**What the task requires**
Write out the material exactly, leaving every picture behind.

—————

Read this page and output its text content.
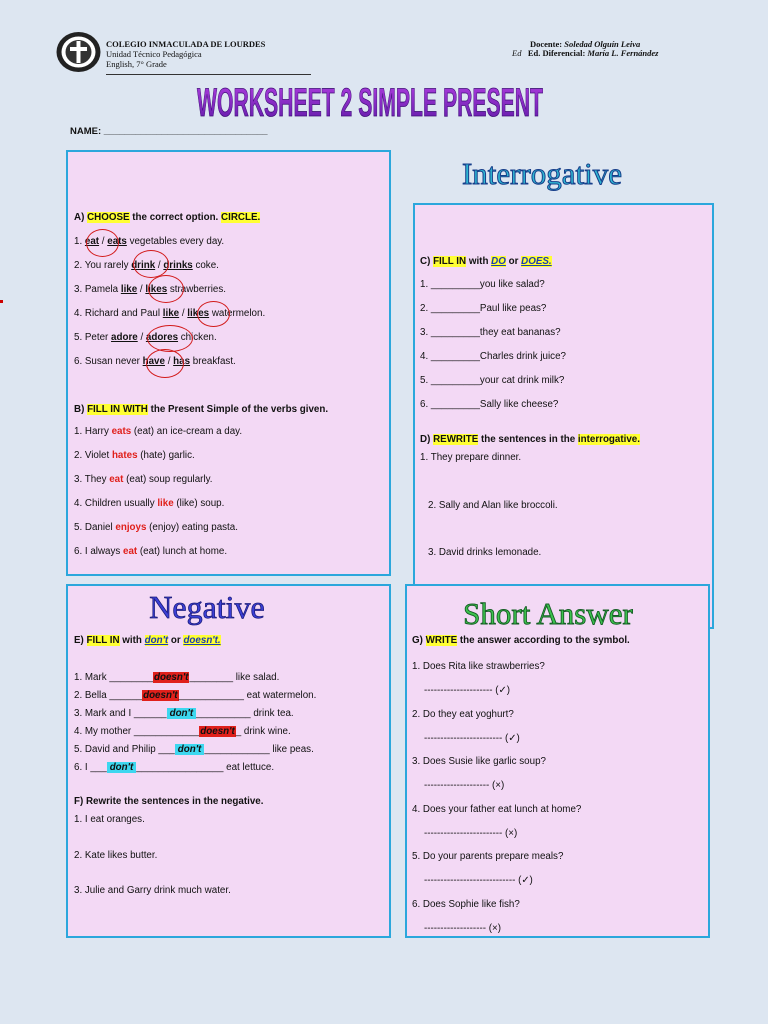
COLEGIO INMACULADA DE LOURDES
Unidad Técnico Pedagógica
English, 7° Grade
Docente: Soledad Olguín Leiva
Ed Ed. Diferencial: María L. Fernández
WORKSHEET 2 SIMPLE PRESENT
NAME: _______________________________
A) CHOOSE the correct option. CIRCLE.
1. eat / eats vegetables every day.
2. You rarely drink / drinks coke.
3. Pamela like / likes strawberries.
4. Richard and Paul like / likes watermelon.
5. Peter adore / adores chicken.
6. Susan never have / has breakfast.
B) FILL IN WITH the Present Simple of the verbs given.
1. Harry eats (eat) an ice-cream a day.
2. Violet hates (hate) garlic.
3. They eat (eat) soup regularly.
4. Children usually like (like) soup.
5. Daniel enjoys (enjoy) eating pasta.
6. I always eat (eat) lunch at home.
Interrogative
C) FILL IN with DO or DOES.
1. _________you like salad?
2. _________Paul like peas?
3. _________they eat bananas?
4. _________Charles drink juice?
5. _________your cat drink milk?
6. _________Sally like cheese?
D) REWRITE the sentences in the interrogative.
1. They prepare dinner.
2. Sally and Alan like broccoli.
3. David drinks lemonade.
E) FILL IN with don't or doesn't.
1. Mark ________doesn't________ like salad.
2. Bella ______doesn't____________ eat watermelon.
3. Mark and I ______ don't __________ drink tea.
4. My mother ____________doesn't_ drink wine.
5. David and Philip ___ don't ____________ like peas.
6. I ___ don't ________________ eat lettuce.
F) Rewrite the sentences in the negative.
1. I eat oranges.
2. Kate likes butter.
3. Julie and Garry drink much water.
Negative
G) WRITE the answer according to the symbol.
1. Does Rita like strawberries?
--------------------- (✓)
2. Do they eat yoghurt?
------------------------ (✓)
3. Does Susie like garlic soup?
-------------------- (×)
4. Does your father eat lunch at home?
------------------------ (×)
5. Do your parents prepare meals?
---------------------------- (✓)
6. Does Sophie like fish?
------------------- (×)
Short Answer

—————

**Solution**
Read this page and output its text content.
COLEGIO INMACULADA DE LOURDES
Unidad Técnico Pedagógica
English, 7° Grade
Docente: Soledad Olguín Leiva
Ed Ed. Diferencial: María L. Fernández
WORKSHEET 2 SIMPLE PRESENT
NAME: _______________________________
A) CHOOSE the correct option. CIRCLE.
1. eat / eats vegetables every day.
2. You rarely drink / drinks coke.
3. Pamela like / likes strawberries.
4. Richard and Paul like / likes watermelon.
5. Peter adore / adores chicken.
6. Susan never have / has breakfast.
B) FILL IN WITH the Present Simple of the verbs given.
1. Harry eats (eat) an ice-cream a day.
2. Violet hates (hate) garlic.
3. They eat (eat) soup regularly.
4. Children usually like (like) soup.
5. Daniel enjoys (enjoy) eating pasta.
6. I always eat (eat) lunch at home.
Interrogative
C) FILL IN with DO or DOES.
1. _________you like salad?
2. _________Paul like peas?
3. _________they eat bananas?
4. _________Charles drink juice?
5. _________your cat drink milk?
6. _________Sally like cheese?
D) REWRITE the sentences in the interrogative.
1. They prepare dinner.
2. Sally and Alan like broccoli.
3. David drinks lemonade.
E) FILL IN with don't or doesn't.
1. Mark ________doesn't________ like salad.
2. Bella ______doesn't____________ eat watermelon.
3. Mark and I ______ don't __________ drink tea.
4. My mother ____________doesn't_ drink wine.
5. David and Philip ___ don't ____________ like peas.
6. I ___ don't ________________ eat lettuce.
F) Rewrite the sentences in the negative.
1. I eat oranges.
2. Kate likes butter.
3. Julie and Garry drink much water.
Negative
G) WRITE the answer according to the symbol.
1. Does Rita like strawberries?
--------------------- (✓)
2. Do they eat yoghurt?
------------------------ (✓)
3. Does Susie like garlic soup?
-------------------- (×)
4. Does your father eat lunch at home?
------------------------ (×)
5. Do your parents prepare meals?
---------------------------- (✓)
6. Does Sophie like fish?
------------------- (×)
Short Answer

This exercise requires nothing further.